**EXERCISE INSTRUCTIONS:** In the implementation details about block buffers, what memory range are the buffers assigned to?

**PROVIDED PASSAGE:**
(begin)

Implementation details

The BLOCK and BLOCK EXT words make use of 4 1Kbyte memory buffers which are explicitly used by the BLOCK and BUFFER words and implicitly used by words like LOAD, THRU, LIST. These buffers have many of the semantics of a write-back cache:

  • Each buffer is in one of 3 states: Unassigned, Assigned-Clean, Modified (= Assigned-Dirty)
  • Each buffer that is Assigned is associated with a specified block in the current block file
  • When access to a block is desired, BLOCK or BUFFER is used to assign a buffer to that block. First, a check is made to see if the block is already associated with a buffer. If that check fails, a check is made for an unassigned buffer that can be assigned to the block. If that check fails, an assigned buffer is reassigned to the block (writing its contents back to the block file first, if it is marked as Modified). A round-robin (least-recently assigned) rule is used for selecting which buffer to reassign.
  • The fact of their being 4 buffers is an implementation detail that should be transparent to any use of the BLOCK and BLOCK EXT words. Providing >1 buffer merely provides a performance improvement.
  • The buffers are assigned to the top of memory: $C000-$CFFF.

Tutorial

A typical block file containing source will contain a "load screen" as screen 1. A "load screen" is code that loads the remainder of the screens. For example, for a section of code contained in screens 3-14 the load screen might look like this:

\ Load screen for whizz-bang Editor (WBE)

(end)

**DATASET RECORDS:**
(begin)

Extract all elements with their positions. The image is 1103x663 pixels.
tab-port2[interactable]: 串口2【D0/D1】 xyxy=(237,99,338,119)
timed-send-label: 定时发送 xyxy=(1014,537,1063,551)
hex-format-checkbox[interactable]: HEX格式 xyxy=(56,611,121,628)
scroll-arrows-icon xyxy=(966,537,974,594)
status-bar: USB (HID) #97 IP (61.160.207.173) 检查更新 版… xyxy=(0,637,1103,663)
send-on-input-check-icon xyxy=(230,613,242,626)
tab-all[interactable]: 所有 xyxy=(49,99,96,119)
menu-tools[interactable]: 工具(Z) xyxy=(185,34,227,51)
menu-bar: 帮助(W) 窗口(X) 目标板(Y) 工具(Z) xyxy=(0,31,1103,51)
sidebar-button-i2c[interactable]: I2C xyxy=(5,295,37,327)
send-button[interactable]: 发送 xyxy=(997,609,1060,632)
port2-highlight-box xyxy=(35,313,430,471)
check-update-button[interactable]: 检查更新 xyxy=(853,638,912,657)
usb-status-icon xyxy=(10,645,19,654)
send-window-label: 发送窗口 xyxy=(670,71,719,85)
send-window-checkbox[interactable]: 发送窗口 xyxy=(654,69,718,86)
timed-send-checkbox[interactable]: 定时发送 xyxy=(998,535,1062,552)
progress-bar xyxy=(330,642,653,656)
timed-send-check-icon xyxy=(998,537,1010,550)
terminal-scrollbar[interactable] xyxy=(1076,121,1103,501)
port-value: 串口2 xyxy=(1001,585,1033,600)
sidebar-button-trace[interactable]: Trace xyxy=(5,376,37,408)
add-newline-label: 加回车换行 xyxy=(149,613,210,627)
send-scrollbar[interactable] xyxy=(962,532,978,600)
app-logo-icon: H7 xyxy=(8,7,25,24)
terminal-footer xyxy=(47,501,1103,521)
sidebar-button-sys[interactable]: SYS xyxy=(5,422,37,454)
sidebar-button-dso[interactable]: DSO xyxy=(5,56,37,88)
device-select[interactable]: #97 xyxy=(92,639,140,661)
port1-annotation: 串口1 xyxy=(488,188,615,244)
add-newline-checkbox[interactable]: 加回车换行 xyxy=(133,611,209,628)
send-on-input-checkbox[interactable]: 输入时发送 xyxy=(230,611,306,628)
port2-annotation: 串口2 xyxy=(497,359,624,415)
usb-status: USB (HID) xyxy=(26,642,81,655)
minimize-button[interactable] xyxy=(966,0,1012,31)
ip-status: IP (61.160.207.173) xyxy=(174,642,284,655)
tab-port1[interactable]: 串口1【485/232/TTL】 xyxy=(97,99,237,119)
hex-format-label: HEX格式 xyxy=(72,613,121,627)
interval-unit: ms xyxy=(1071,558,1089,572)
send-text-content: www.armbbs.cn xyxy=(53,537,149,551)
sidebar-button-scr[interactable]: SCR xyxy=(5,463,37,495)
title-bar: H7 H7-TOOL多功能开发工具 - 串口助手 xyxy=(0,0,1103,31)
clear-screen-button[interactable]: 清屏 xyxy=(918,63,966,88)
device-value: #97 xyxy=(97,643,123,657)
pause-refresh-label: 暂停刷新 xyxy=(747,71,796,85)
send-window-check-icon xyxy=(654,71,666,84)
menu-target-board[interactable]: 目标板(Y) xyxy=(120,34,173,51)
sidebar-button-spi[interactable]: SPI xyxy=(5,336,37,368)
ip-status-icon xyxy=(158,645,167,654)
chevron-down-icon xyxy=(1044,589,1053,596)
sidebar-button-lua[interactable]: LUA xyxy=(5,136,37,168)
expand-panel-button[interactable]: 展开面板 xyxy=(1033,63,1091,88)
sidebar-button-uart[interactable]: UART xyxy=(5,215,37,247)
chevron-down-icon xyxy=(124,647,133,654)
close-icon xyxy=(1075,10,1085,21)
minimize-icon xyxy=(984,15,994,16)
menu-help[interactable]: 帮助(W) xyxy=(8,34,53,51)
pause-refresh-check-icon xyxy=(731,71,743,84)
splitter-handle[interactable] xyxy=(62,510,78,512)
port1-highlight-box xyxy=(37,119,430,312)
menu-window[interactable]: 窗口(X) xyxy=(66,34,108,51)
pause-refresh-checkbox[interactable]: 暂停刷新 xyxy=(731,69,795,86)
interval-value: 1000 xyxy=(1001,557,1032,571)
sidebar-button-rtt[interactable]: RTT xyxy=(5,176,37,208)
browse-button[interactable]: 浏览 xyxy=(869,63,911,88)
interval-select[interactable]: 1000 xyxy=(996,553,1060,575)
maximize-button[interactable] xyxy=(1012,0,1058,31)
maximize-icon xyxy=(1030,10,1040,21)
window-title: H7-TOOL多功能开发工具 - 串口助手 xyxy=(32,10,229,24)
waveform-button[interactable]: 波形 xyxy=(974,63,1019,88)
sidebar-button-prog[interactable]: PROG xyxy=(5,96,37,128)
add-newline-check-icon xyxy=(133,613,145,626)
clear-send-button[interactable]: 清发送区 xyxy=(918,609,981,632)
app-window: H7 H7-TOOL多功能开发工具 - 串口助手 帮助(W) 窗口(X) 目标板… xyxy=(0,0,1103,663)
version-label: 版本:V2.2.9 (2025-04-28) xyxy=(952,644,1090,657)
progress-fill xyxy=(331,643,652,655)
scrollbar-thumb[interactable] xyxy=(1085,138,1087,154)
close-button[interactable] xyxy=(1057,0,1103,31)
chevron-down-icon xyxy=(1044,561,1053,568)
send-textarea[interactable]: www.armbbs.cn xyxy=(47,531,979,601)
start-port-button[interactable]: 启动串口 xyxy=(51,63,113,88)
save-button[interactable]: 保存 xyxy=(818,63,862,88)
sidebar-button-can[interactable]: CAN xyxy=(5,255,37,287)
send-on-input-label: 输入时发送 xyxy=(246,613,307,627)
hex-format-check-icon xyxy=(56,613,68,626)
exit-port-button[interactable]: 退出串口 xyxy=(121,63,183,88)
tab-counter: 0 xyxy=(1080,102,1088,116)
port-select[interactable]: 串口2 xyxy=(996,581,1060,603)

(end)

**FINISHED EXERCISE:** $C000-$CFFF, at the top of memory.